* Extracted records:
* * * * *
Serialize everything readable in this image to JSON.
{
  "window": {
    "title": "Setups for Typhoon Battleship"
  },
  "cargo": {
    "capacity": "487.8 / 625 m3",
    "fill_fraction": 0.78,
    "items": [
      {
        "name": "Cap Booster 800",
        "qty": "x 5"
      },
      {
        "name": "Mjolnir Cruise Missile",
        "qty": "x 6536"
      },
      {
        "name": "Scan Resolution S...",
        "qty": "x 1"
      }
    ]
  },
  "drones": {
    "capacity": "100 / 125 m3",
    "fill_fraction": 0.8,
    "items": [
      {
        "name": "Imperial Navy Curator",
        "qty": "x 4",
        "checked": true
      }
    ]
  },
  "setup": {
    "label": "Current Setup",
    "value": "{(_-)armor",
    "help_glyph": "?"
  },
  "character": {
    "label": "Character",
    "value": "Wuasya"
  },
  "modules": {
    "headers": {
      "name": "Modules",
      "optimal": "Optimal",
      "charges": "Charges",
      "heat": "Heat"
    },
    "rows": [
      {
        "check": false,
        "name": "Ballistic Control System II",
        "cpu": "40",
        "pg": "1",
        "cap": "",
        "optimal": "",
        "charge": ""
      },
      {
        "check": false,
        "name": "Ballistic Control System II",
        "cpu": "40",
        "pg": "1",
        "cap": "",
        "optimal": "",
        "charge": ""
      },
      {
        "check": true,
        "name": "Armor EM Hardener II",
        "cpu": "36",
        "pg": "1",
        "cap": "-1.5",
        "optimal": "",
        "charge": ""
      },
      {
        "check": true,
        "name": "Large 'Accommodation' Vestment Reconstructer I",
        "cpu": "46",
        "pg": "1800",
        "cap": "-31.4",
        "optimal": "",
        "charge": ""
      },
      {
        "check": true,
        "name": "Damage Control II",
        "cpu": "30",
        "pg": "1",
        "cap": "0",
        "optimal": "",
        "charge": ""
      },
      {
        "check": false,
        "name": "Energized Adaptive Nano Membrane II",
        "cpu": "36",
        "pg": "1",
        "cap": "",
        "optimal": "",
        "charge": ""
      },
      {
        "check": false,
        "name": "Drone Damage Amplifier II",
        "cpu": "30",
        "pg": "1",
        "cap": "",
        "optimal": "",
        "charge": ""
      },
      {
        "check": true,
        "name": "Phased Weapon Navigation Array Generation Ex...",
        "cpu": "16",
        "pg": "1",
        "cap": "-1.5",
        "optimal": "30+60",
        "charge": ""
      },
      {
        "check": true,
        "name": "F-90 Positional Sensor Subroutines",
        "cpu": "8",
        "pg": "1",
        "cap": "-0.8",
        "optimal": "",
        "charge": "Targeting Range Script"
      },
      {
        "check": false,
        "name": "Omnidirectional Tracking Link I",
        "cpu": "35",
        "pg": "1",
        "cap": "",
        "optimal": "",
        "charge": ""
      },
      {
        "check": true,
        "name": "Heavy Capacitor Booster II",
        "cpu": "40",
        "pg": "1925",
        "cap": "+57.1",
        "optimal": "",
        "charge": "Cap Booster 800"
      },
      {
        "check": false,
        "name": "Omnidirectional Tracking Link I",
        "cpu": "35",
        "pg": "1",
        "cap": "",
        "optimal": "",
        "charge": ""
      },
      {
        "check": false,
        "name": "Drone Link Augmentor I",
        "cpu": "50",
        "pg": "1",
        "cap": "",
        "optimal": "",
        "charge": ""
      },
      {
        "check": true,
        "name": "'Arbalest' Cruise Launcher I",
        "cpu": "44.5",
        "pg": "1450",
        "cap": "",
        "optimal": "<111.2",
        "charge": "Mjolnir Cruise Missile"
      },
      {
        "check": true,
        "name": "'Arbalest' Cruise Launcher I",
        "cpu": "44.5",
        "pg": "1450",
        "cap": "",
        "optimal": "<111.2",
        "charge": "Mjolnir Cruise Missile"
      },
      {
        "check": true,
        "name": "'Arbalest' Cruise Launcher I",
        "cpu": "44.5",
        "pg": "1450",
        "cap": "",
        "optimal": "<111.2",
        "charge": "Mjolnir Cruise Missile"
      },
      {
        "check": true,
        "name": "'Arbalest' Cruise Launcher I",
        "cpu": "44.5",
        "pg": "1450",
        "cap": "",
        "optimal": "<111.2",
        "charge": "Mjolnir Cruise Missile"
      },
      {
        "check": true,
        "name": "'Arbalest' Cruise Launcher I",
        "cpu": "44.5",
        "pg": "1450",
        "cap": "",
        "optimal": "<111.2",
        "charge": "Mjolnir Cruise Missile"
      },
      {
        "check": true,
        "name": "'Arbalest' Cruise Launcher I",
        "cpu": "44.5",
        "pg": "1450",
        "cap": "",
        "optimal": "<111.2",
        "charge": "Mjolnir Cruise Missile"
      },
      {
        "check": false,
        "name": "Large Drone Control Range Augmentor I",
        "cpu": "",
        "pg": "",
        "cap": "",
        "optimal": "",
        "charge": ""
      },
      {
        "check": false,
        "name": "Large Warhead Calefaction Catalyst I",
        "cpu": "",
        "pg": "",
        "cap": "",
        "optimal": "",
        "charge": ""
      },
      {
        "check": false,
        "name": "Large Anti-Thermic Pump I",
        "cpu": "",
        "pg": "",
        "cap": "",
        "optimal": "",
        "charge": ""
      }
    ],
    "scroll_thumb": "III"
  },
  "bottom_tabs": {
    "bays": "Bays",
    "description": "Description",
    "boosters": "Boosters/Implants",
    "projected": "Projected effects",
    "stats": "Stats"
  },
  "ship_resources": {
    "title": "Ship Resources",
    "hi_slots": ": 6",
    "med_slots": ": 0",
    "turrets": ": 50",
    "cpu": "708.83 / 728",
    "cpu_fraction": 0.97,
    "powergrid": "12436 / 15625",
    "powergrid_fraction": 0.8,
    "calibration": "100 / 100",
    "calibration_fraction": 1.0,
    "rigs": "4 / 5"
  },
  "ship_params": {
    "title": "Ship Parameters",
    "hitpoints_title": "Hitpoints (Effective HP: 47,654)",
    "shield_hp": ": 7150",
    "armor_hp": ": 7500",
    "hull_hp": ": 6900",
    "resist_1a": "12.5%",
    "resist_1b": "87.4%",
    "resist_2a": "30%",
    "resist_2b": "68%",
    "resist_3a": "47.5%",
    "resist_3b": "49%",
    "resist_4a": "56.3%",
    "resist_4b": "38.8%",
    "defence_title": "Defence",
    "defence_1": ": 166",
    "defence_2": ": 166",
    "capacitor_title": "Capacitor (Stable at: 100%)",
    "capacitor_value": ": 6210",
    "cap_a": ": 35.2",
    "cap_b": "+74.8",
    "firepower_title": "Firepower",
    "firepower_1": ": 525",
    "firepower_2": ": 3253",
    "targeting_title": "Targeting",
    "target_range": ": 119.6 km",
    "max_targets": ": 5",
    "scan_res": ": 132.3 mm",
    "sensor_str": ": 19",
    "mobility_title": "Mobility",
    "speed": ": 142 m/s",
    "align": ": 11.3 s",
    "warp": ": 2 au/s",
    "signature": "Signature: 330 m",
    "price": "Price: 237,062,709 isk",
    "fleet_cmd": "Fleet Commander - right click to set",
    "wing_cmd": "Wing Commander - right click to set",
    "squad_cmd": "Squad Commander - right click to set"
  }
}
* * * * *
* Directions: Tell how many lines of the data above hold the string "click". Give only the number.

* Final answer: 3